[Excerpts from a figure dataset]
* * *

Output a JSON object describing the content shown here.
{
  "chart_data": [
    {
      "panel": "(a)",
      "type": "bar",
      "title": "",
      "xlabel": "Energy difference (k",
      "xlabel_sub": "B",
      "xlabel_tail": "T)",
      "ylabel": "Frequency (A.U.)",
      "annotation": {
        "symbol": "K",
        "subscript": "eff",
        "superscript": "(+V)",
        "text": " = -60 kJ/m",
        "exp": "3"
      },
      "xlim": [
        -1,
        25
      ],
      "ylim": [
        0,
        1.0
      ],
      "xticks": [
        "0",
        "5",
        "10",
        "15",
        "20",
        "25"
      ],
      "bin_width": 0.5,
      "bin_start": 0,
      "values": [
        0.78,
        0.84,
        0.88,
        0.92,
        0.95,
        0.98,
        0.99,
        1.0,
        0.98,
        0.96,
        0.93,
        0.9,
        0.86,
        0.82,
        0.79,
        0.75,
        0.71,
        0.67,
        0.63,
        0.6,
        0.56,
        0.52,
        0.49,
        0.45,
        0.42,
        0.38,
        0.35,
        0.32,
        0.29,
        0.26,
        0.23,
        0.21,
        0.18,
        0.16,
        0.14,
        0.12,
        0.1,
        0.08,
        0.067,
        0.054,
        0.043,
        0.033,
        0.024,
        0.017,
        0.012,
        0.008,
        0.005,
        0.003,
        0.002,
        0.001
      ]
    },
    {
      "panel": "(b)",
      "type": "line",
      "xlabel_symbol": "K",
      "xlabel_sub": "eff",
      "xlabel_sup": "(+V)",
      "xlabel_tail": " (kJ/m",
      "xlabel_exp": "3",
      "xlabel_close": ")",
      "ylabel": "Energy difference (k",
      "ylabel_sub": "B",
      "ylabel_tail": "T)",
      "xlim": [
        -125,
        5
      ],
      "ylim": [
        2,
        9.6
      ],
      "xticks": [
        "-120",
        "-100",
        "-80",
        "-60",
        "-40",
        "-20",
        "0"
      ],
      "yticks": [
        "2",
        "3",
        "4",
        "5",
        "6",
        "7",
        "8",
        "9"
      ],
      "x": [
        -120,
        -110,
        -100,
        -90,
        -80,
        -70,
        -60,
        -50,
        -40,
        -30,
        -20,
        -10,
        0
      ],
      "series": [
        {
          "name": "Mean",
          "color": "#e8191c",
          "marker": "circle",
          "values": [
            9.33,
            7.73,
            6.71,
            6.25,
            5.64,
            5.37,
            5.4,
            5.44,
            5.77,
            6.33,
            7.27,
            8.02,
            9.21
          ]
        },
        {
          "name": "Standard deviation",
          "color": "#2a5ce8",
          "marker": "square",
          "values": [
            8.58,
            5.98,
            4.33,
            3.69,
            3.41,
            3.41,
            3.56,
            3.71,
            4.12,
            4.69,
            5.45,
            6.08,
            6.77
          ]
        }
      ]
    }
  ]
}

* * *

- **Stated task**
Some lines of the data may hold the word "Energy". Say how many do, with nothing else.

- **Correct result**
2